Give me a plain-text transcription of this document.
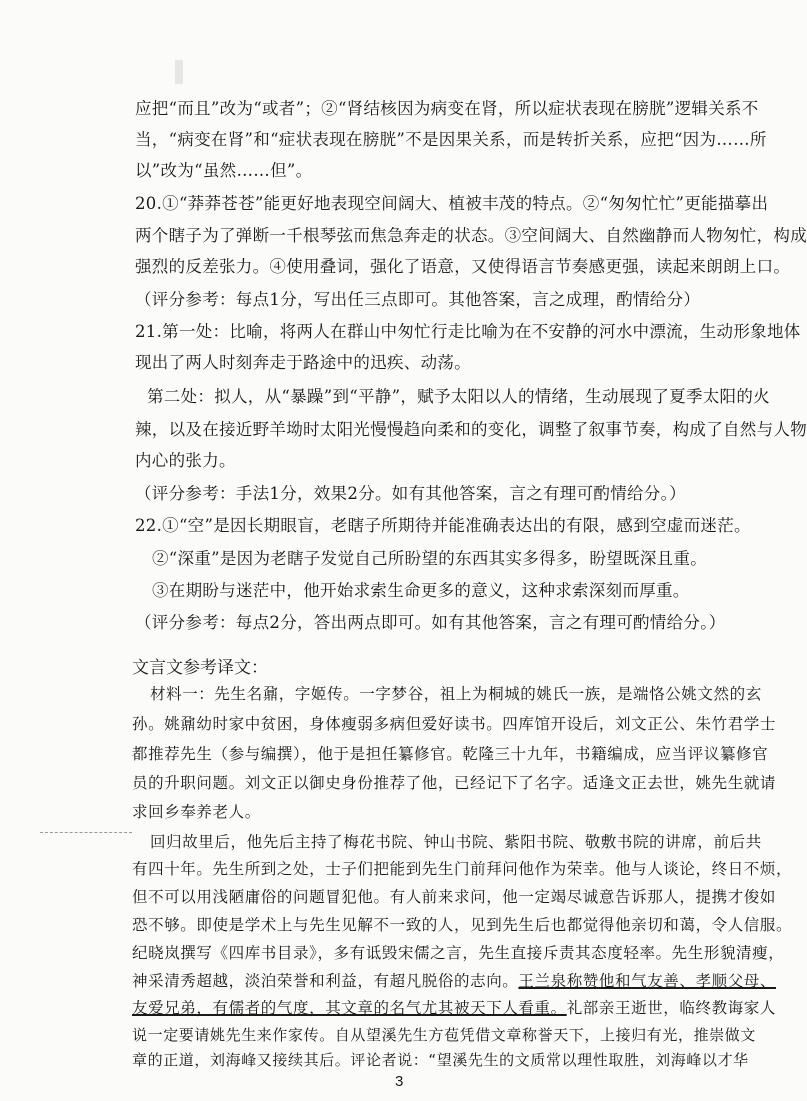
应把“而且”改为“或者”；②“肾结核因为病变在肾，所以症状表现在膀胱”逻辑关系不
当，“病变在肾”和“症状表现在膀胱”不是因果关系，而是转折关系，应把“因为……所
以”改为“虽然……但”。
20.①“莽莽苍苍”能更好地表现空间阔大、植被丰茂的特点。②“匆匆忙忙”更能描摹出
两个瞎子为了弹断一千根琴弦而焦急奔走的状态。③空间阔大、自然幽静而人物匆忙，构成
强烈的反差张力。④使用叠词，强化了语意，又使得语言节奏感更强，读起来朗朗上口。
（评分参考：每点1分，写出任三点即可。其他答案，言之成理，酌情给分）
21.第一处：比喻，将两人在群山中匆忙行走比喻为在不安静的河水中漂流，生动形象地体
现出了两人时刻奔走于路途中的迅疾、动荡。
第二处：拟人，从“暴躁”到“平静”，赋予太阳以人的情绪，生动展现了夏季太阳的火
辣，以及在接近野羊坳时太阳光慢慢趋向柔和的变化，调整了叙事节奏，构成了自然与人物
内心的张力。
（评分参考：手法1分，效果2分。如有其他答案，言之有理可酌情给分。）
22.①“空”是因长期眼盲，老瞎子所期待并能准确表达出的有限，感到空虚而迷茫。
②“深重”是因为老瞎子发觉自己所盼望的东西其实多得多，盼望既深且重。
③在期盼与迷茫中，他开始求索生命更多的意义，这种求索深刻而厚重。
（评分参考：每点2分，答出两点即可。如有其他答案，言之有理可酌情给分。）
文言文参考译文：
材料一：先生名鼐，字姬传。一字梦谷，祖上为桐城的姚氏一族，是端恪公姚文然的玄
孙。姚鼐幼时家中贫困，身体瘦弱多病但爱好读书。四库馆开设后，刘文正公、朱竹君学士
都推荐先生（参与编撰），他于是担任纂修官。乾隆三十九年，书籍编成，应当评议纂修官
员的升职问题。刘文正以御史身份推荐了他，已经记下了名字。适逢文正去世，姚先生就请
求回乡奉养老人。
回归故里后，他先后主持了梅花书院、钟山书院、紫阳书院、敬敷书院的讲席，前后共
有四十年。先生所到之处，士子们把能到先生门前拜问他作为荣幸。他与人谈论，终日不烦，
但不可以用浅陋庸俗的问题冒犯他。有人前来求问，他一定竭尽诚意告诉那人，提携才俊如
恐不够。即使是学术上与先生见解不一致的人，见到先生后也都觉得他亲切和蔼，令人信服。
纪晓岚撰写《四库书目录》，多有诋毁宋儒之言，先生直接斥责其态度轻率。先生形貌清瘦，
神采清秀超越，淡泊荣誉和利益，有超凡脱俗的志向。王兰泉称赞他和气友善、孝顺父母、
友爱兄弟，有儒者的气度，其文章的名气尤其被天下人看重。礼部亲王逝世，临终教诲家人
说一定要请姚先生来作家传。自从望溪先生方苞凭借文章称誉天下，上接归有光，推崇做文
章的正道，刘海峰又接续其后。评论者说：“望溪先生的文质常以理性取胜，刘海峰以才华
3
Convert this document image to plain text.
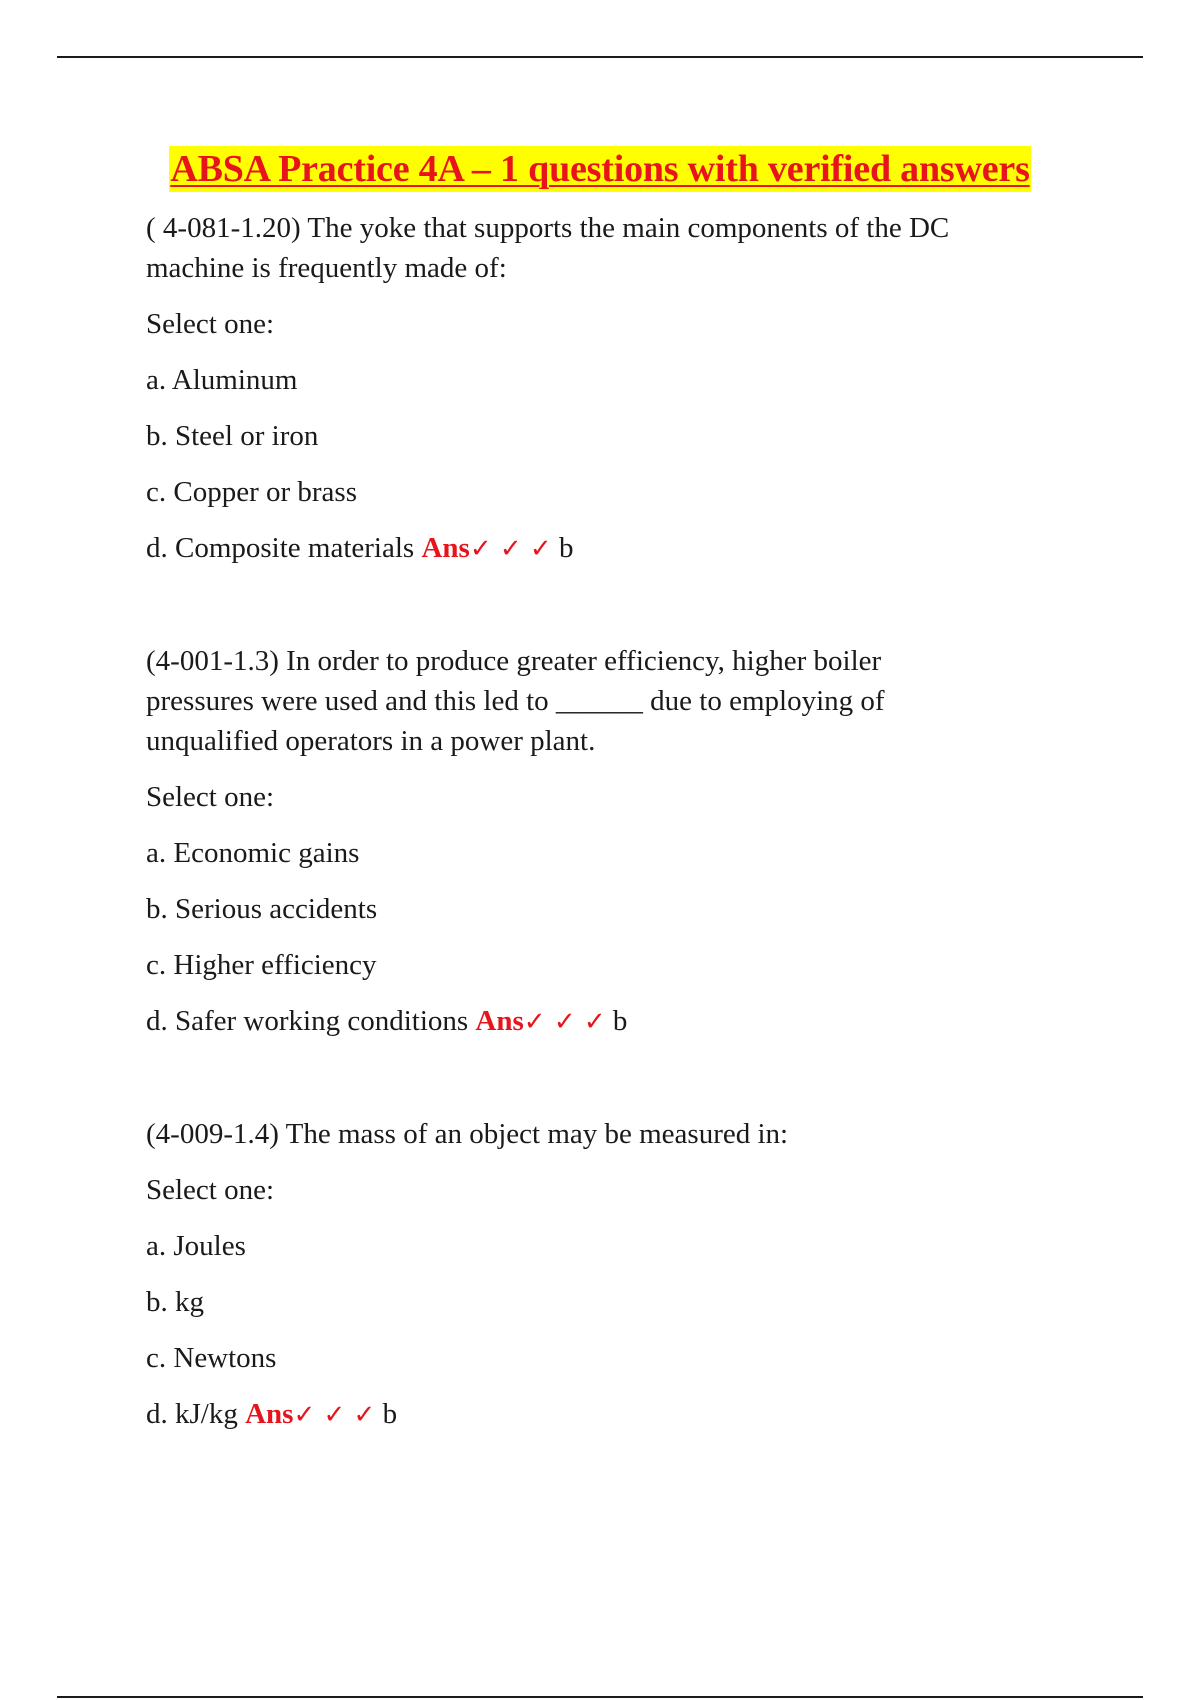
ABSA Practice 4A – 1 questions with verified answers

( 4-081-1.20) The yoke that supports the main components of the DC

machine is frequently made of:

Select one:

a. Aluminum

b. Steel or iron

c. Copper or brass

d. Composite materials Ans✓ ✓ ✓ b

(4-001-1.3) In order to produce greater efficiency, higher boiler

pressures were used and this led to ______ due to employing of

unqualified operators in a power plant.

Select one:

a. Economic gains

b. Serious accidents

c. Higher efficiency

d. Safer working conditions Ans✓ ✓ ✓ b

(4-009-1.4) The mass of an object may be measured in:

Select one:

a. Joules

b. kg

c. Newtons

d. kJ/kg Ans✓ ✓ ✓ b
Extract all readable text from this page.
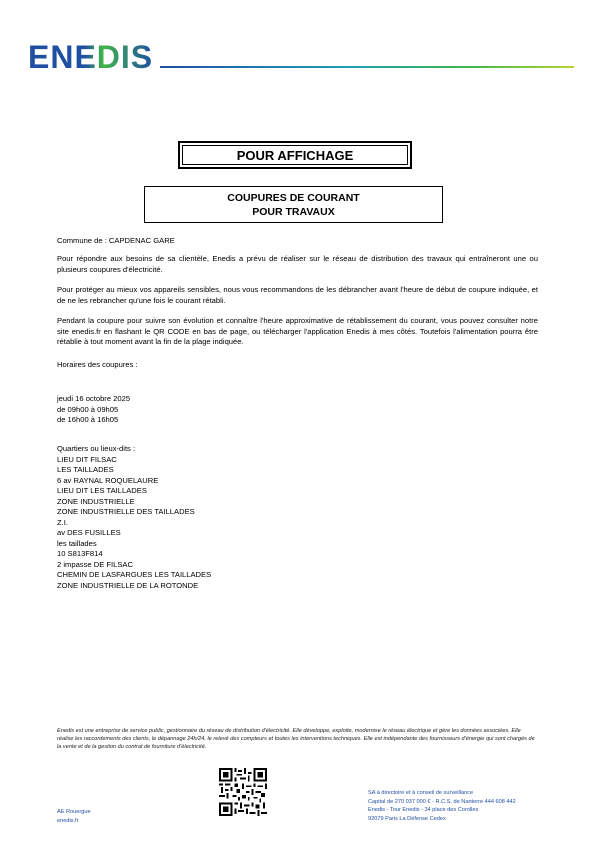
ENEDIS
POUR AFFICHAGE
COUPURES DE COURANT
POUR TRAVAUX
Commune de : CAPDENAC GARE

Pour répondre aux besoins de sa clientèle, Enedis a prévu de réaliser sur le réseau de distribution des travaux qui entraîneront une ou plusieurs coupures d'électricité.

Pour protéger au mieux vos appareils sensibles, nous vous recommandons de les débrancher avant l'heure de début de coupure indiquée, et de ne les rebrancher qu'une fois le courant rétabli.

Pendant la coupure pour suivre son évolution et connaître l'heure approximative de rétablissement du courant, vous pouvez consulter notre site enedis.fr en flashant le QR CODE en bas de page, ou télécharger l'application Enedis à mes côtés. Toutefois l'alimentation pourra être rétablie à tout moment avant la fin de la plage indiquée.

Horaires des coupures :
jeudi 16 octobre 2025
de 09h00 à 09h05
de 16h00 à 16h05
Quartiers ou lieux-dits :
LIEU DIT FILSAC
LES TAILLADES
6 av RAYNAL ROQUELAURE
LIEU DIT LES TAILLADES
ZONE INDUSTRIELLE
ZONE INDUSTRIELLE DES TAILLADES
Z.I.
av DES FUSILLES
les taillades
10 S813F814
2 impasse DE FILSAC
CHEMIN DE LASFARGUES LES TAILLADES
ZONE INDUSTRIELLE DE LA ROTONDE
Enedis est une entreprise de service public, gestionnaire du réseau de distribution d'électricité. Elle développe, exploite, modernise le réseau électrique et gère les données associées. Elle réalise les raccordements des clients, le dépannage 24h/24, le relevé des compteurs et toutes les interventions techniques. Elle est indépendante des fournisseurs d'énergie qui sont chargés de la vente et de la gestion du contrat de fourniture d'électricité.
AE Rouergue
enedis.fr
SA à directoire et à conseil de surveillance
Capital de 270 037 000 € - R.C.S. de Nanterre 444 608 442
Enedis - Tour Enedis - 34 place des Corolles
92079 Paris La Défense Cedex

....

» **Exercise description**
Pull out each line of the records holding the string "page".

» **Solution for this exercise**
Extract all readable text from this page.
Pendant la coupure pour suivre son évolution et connaître l'heure approximative de rétablissement du courant, vous pouvez consulter notre site enedis.fr en flashant le QR CODE en bas de page, ou télécharger l'application Enedis à mes côtés. Toutefois l'alimentation pourra être rétablie à tout moment avant la fin de la plage indiquée.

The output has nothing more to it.